- Input rows

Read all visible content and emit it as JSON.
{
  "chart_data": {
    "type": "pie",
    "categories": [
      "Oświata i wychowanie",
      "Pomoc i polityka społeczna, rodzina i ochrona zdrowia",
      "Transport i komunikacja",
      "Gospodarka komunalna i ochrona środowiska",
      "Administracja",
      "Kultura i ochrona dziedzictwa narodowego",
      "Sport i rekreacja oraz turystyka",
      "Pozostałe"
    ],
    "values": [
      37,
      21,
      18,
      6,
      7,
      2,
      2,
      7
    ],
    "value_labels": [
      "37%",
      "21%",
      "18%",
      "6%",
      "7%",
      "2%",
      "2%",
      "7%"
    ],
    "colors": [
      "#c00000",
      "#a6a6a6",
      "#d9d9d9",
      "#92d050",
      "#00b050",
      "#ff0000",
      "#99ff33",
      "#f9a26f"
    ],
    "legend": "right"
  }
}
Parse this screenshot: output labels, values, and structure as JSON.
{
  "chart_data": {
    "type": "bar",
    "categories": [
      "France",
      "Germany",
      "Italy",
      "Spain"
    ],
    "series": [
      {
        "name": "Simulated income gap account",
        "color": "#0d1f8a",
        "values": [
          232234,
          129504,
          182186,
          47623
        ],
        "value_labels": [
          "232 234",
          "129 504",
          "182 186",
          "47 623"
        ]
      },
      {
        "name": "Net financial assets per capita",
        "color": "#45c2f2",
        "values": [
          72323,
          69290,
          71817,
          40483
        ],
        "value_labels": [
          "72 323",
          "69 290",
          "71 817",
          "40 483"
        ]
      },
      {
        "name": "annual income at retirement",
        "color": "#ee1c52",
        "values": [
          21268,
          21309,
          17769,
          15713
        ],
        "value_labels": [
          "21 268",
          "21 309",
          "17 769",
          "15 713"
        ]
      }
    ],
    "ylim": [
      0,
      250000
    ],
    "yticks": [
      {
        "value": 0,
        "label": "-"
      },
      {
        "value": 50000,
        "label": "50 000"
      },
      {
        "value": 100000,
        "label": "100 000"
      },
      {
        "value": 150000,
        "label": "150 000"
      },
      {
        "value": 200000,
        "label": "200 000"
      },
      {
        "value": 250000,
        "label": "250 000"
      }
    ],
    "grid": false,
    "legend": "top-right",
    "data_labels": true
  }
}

- Written request
Take the records above and return them exactly as written.

- Answer to this task
Read all visible content and emit it as JSON.
{
  "chart_data": {
    "type": "pie",
    "categories": [
      "Oświata i wychowanie",
      "Pomoc i polityka społeczna, rodzina i ochrona zdrowia",
      "Transport i komunikacja",
      "Gospodarka komunalna i ochrona środowiska",
      "Administracja",
      "Kultura i ochrona dziedzictwa narodowego",
      "Sport i rekreacja oraz turystyka",
      "Pozostałe"
    ],
    "values": [
      37,
      21,
      18,
      6,
      7,
      2,
      2,
      7
    ],
    "value_labels": [
      "37%",
      "21%",
      "18%",
      "6%",
      "7%",
      "2%",
      "2%",
      "7%"
    ],
    "colors": [
      "#c00000",
      "#a6a6a6",
      "#d9d9d9",
      "#92d050",
      "#00b050",
      "#ff0000",
      "#99ff33",
      "#f9a26f"
    ],
    "legend": "right"
  }
}
Parse this screenshot: output labels, values, and structure as JSON.
{
  "chart_data": {
    "type": "bar",
    "categories": [
      "France",
      "Germany",
      "Italy",
      "Spain"
    ],
    "series": [
      {
        "name": "Simulated income gap account",
        "color": "#0d1f8a",
        "values": [
          232234,
          129504,
          182186,
          47623
        ],
        "value_labels": [
          "232 234",
          "129 504",
          "182 186",
          "47 623"
        ]
      },
      {
        "name": "Net financial assets per capita",
        "color": "#45c2f2",
        "values": [
          72323,
          69290,
          71817,
          40483
        ],
        "value_labels": [
          "72 323",
          "69 290",
          "71 817",
          "40 483"
        ]
      },
      {
        "name": "annual income at retirement",
        "color": "#ee1c52",
        "values": [
          21268,
          21309,
          17769,
          15713
        ],
        "value_labels": [
          "21 268",
          "21 309",
          "17 769",
          "15 713"
        ]
      }
    ],
    "ylim": [
      0,
      250000
    ],
    "yticks": [
      {
        "value": 0,
        "label": "-"
      },
      {
        "value": 50000,
        "label": "50 000"
      },
      {
        "value": 100000,
        "label": "100 000"
      },
      {
        "value": 150000,
        "label": "150 000"
      },
      {
        "value": 200000,
        "label": "200 000"
      },
      {
        "value": 250000,
        "label": "250 000"
      }
    ],
    "grid": false,
    "legend": "top-right",
    "data_labels": true
  }
}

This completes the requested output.